(Dataset items)
◇ ◇ ◇ ◇ ◇ ◇ ◇
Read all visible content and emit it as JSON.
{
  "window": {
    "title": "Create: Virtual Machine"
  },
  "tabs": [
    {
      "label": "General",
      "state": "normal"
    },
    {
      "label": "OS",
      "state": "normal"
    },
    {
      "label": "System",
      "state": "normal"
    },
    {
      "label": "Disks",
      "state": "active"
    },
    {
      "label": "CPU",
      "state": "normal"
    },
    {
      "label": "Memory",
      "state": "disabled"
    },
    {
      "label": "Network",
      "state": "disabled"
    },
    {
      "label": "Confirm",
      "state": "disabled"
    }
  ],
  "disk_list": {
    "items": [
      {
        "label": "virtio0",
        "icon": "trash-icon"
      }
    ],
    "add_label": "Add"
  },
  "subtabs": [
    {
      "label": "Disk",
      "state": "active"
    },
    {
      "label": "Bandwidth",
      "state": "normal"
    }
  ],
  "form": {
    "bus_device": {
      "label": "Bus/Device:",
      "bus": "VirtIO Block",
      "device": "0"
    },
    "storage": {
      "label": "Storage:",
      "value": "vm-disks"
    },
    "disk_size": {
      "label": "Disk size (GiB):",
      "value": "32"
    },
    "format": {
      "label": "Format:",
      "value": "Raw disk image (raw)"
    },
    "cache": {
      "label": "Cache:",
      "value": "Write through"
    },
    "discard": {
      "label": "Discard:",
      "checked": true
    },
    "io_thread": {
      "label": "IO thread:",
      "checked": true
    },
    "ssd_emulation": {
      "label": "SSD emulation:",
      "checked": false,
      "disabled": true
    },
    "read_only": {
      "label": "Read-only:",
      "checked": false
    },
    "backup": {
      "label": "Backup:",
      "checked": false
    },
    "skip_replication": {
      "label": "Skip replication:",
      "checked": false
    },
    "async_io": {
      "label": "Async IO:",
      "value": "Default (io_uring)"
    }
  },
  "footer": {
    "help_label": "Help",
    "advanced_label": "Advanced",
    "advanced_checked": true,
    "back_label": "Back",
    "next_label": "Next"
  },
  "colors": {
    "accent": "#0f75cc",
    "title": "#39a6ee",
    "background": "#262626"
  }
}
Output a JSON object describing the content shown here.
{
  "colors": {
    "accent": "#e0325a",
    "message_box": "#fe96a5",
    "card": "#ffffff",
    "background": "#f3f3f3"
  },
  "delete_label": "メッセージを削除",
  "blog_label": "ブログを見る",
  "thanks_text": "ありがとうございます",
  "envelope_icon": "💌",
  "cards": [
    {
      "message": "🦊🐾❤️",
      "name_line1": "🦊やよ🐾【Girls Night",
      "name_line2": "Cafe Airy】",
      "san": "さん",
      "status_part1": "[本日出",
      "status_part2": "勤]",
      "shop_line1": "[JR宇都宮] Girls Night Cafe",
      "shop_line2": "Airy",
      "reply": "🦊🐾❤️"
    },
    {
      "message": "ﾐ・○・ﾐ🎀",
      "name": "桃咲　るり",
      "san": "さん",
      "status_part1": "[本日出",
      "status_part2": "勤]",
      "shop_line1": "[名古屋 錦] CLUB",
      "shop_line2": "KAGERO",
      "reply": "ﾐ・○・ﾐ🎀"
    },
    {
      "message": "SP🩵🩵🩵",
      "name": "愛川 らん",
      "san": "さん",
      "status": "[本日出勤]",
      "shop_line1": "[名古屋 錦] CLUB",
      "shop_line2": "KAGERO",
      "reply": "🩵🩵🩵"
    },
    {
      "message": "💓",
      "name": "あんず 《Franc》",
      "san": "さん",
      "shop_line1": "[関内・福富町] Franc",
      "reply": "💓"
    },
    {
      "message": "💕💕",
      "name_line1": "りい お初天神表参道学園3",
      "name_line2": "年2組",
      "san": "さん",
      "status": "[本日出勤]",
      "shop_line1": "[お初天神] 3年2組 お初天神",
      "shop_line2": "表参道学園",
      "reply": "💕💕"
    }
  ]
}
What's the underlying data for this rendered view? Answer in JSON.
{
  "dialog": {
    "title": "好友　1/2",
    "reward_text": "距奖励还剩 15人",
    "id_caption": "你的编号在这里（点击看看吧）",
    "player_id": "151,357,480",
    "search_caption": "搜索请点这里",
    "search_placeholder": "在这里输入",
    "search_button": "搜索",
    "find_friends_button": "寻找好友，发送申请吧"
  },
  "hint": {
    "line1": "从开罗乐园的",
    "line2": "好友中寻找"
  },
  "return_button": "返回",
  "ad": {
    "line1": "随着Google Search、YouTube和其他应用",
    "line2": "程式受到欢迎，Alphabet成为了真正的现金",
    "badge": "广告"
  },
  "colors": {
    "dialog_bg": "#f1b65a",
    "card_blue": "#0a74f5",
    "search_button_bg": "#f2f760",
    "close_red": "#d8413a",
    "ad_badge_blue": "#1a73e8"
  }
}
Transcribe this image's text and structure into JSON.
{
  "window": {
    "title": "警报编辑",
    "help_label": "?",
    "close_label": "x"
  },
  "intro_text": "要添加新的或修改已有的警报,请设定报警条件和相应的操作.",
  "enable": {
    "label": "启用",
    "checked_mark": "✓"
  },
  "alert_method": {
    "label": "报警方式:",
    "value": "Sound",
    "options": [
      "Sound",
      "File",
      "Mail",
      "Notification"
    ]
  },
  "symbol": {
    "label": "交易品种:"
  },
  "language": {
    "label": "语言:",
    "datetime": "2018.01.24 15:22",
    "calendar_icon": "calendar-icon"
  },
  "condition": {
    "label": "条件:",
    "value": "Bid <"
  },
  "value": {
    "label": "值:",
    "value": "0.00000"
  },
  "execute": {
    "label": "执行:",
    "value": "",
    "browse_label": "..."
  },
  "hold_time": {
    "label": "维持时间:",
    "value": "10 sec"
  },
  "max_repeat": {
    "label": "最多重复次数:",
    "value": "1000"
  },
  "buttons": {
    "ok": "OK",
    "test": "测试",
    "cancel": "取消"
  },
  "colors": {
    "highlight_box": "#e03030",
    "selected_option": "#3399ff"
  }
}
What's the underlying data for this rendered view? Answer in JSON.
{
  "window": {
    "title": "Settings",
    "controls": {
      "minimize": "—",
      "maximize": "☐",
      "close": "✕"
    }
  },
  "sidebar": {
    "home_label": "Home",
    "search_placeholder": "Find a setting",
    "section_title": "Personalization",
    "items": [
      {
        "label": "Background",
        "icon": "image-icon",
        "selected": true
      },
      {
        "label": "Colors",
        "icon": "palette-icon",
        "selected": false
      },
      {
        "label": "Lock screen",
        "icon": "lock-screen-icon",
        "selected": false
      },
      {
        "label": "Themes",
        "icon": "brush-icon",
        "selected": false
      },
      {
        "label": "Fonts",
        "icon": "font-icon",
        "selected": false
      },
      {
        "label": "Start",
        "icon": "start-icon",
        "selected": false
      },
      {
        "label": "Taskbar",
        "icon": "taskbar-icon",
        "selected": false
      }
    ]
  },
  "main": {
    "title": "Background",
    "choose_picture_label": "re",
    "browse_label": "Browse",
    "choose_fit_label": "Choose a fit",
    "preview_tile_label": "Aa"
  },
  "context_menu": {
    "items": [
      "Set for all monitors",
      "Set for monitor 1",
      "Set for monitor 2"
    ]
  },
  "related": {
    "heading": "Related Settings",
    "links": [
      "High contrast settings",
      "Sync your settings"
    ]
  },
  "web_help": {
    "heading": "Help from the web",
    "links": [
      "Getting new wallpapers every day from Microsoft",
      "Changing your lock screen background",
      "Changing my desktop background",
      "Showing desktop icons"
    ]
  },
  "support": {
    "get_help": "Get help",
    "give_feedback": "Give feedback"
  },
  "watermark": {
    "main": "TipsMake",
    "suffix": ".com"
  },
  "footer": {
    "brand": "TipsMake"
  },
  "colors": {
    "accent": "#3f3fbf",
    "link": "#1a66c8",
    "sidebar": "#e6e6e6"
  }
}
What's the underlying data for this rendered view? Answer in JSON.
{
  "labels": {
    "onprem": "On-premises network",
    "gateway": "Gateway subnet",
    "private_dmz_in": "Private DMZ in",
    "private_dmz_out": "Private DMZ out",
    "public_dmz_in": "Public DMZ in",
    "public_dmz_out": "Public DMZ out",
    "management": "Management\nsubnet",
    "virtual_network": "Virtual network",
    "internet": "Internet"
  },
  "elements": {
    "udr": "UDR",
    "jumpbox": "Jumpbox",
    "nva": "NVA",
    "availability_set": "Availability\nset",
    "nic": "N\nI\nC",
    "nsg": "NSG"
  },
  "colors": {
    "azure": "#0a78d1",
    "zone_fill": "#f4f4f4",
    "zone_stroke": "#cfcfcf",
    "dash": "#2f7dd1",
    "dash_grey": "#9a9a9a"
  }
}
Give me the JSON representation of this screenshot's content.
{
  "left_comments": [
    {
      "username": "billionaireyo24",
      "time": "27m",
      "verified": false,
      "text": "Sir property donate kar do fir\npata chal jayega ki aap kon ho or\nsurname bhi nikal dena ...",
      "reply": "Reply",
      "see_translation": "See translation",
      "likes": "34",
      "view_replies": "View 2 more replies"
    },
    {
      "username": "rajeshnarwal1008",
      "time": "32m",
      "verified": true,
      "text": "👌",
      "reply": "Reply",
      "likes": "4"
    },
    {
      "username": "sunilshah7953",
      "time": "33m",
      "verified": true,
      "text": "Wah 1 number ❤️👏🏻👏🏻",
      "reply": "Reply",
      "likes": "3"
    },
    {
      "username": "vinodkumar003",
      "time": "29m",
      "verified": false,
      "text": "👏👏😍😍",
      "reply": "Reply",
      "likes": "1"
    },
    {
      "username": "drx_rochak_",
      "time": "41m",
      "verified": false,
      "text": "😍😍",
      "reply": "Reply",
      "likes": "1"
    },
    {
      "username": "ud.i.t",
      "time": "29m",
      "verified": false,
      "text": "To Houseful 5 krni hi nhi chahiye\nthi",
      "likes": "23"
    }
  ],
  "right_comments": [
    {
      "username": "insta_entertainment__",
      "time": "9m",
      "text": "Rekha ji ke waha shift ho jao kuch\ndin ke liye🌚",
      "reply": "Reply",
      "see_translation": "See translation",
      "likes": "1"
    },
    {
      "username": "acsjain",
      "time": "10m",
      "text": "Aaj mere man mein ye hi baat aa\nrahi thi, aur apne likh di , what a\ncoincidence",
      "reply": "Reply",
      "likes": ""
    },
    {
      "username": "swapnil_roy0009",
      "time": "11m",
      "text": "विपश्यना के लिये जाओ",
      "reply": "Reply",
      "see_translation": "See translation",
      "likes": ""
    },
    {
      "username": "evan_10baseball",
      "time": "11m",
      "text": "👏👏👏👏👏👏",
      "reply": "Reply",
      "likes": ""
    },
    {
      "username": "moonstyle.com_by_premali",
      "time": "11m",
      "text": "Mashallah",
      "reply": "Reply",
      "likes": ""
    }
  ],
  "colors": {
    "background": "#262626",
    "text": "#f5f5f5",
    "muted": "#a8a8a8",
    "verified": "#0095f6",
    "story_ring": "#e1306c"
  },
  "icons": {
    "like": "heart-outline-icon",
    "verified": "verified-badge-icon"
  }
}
◇ ◇ ◇ ◇ ◇ ◇ ◇
▸ Work instructions: Keep only the lines that hold the string "Franc", and copy them out.

▸ Exercise response:
      "name": "あんず 《Franc》",
      "shop_line1": "[関内・福富町] Franc",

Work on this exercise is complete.